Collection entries
::::

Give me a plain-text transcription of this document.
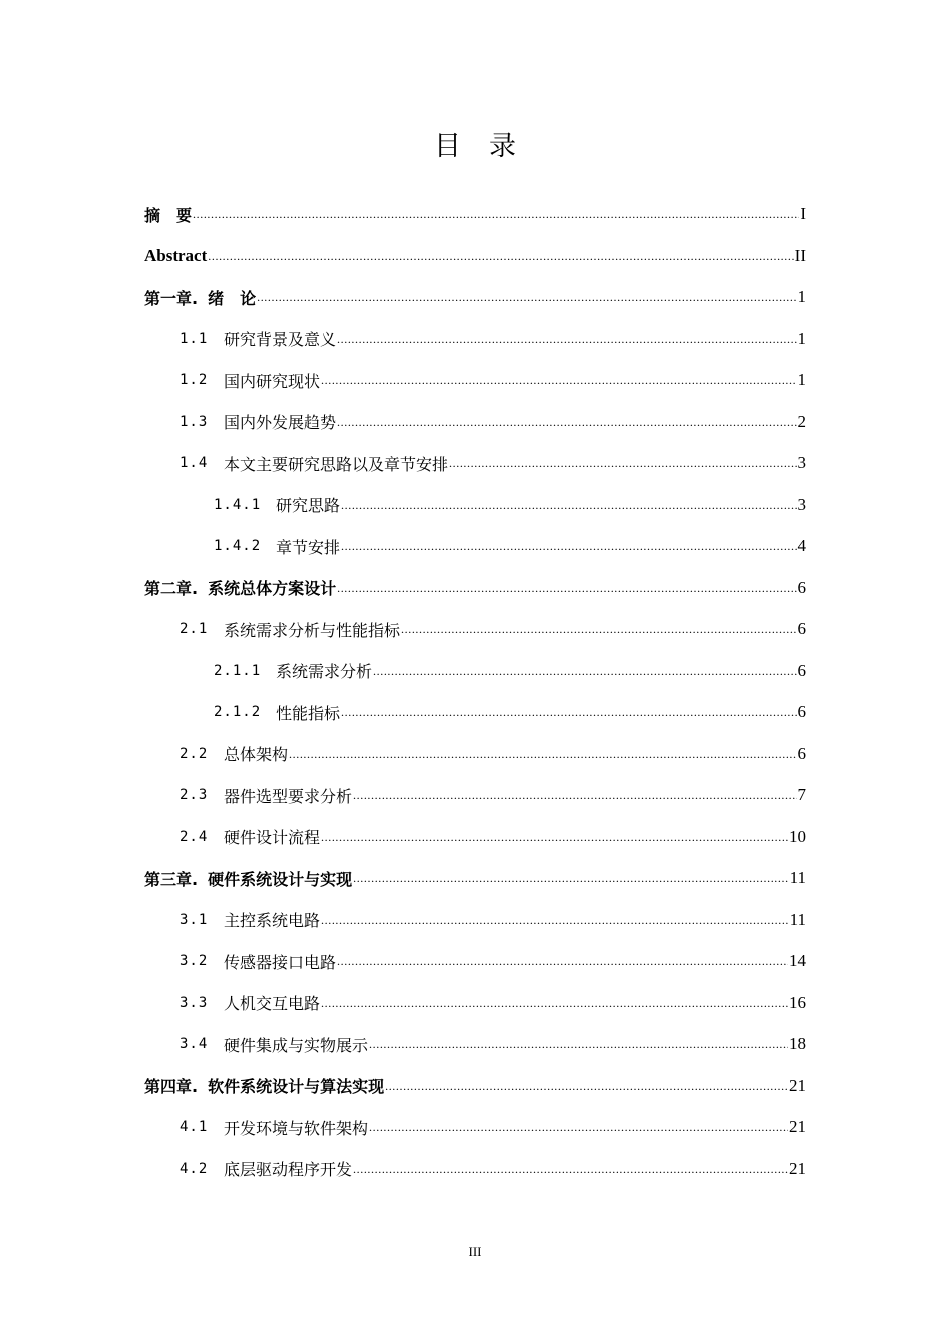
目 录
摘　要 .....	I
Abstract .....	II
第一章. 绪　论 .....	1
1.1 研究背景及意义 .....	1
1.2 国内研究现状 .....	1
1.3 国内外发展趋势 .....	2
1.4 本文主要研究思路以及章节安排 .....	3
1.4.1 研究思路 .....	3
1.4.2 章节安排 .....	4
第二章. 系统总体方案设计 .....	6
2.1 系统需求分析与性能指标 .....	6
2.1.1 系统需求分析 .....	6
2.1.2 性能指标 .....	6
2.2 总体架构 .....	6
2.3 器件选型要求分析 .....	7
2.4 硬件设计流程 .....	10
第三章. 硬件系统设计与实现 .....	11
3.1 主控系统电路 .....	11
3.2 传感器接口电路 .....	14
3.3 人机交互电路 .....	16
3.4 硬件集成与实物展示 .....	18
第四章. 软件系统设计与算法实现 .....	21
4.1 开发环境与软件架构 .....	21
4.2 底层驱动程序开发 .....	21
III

::::

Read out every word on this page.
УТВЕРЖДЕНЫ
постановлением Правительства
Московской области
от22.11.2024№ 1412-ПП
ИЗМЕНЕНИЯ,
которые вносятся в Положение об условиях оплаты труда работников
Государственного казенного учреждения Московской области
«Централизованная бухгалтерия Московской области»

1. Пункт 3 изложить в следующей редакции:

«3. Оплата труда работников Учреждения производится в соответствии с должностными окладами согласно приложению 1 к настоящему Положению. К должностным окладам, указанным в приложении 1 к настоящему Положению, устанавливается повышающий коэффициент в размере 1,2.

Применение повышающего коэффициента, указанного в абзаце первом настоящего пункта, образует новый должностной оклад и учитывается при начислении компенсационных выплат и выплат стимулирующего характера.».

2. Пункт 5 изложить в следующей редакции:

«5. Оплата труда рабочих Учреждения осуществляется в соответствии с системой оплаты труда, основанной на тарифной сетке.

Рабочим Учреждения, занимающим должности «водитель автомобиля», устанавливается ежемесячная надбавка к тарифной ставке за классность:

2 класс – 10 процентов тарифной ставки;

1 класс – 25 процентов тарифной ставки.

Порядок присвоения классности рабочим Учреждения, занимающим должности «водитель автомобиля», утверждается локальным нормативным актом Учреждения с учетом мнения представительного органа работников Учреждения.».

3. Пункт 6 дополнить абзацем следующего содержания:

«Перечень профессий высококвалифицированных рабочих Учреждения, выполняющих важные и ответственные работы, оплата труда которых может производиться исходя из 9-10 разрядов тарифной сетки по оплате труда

::::

Problem description:
Across the records, count the lines holding the string "должности". Give the number and stop.

Answer for this exercise:
2